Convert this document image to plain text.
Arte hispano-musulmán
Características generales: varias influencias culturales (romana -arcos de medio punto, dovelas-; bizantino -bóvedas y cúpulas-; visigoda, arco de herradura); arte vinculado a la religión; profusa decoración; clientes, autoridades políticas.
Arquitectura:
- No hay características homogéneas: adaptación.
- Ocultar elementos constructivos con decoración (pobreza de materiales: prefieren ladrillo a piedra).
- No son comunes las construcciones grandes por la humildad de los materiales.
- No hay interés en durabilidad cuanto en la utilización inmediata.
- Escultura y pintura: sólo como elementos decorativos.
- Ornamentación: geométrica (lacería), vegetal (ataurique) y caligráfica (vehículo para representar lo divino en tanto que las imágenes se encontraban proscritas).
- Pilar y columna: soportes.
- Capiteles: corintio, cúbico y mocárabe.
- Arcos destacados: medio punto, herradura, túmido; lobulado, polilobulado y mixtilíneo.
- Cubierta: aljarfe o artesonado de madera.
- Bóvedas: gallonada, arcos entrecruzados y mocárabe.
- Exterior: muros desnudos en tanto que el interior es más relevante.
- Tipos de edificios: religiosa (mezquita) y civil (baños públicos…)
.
···
* [EXERCISE BRIEF]: Every record above is to be transcribed exactly as written.

* [ANSWER BOX]:
Convert this document image to plain text.
Arte hispano-musulmán
Características generales: varias influencias culturales (romana -arcos de medio punto, dovelas-; bizantino -bóvedas y cúpulas-; visigoda, arco de herradura); arte vinculado a la religión; profusa decoración; clientes, autoridades políticas.
Arquitectura:
- No hay características homogéneas: adaptación.
- Ocultar elementos constructivos con decoración (pobreza de materiales: prefieren ladrillo a piedra).
- No son comunes las construcciones grandes por la humildad de los materiales.
- No hay interés en durabilidad cuanto en la utilización inmediata.
- Escultura y pintura: sólo como elementos decorativos.
- Ornamentación: geométrica (lacería), vegetal (ataurique) y caligráfica (vehículo para representar lo divino en tanto que las imágenes se encontraban proscritas).
- Pilar y columna: soportes.
- Capiteles: corintio, cúbico y mocárabe.
- Arcos destacados: medio punto, herradura, túmido; lobulado, polilobulado y mixtilíneo.
- Cubierta: aljarfe o artesonado de madera.
- Bóvedas: gallonada, arcos entrecruzados y mocárabe.
- Exterior: muros desnudos en tanto que el interior es más relevante.
- Tipos de edificios: religiosa (mezquita) y civil (baños públicos…)
.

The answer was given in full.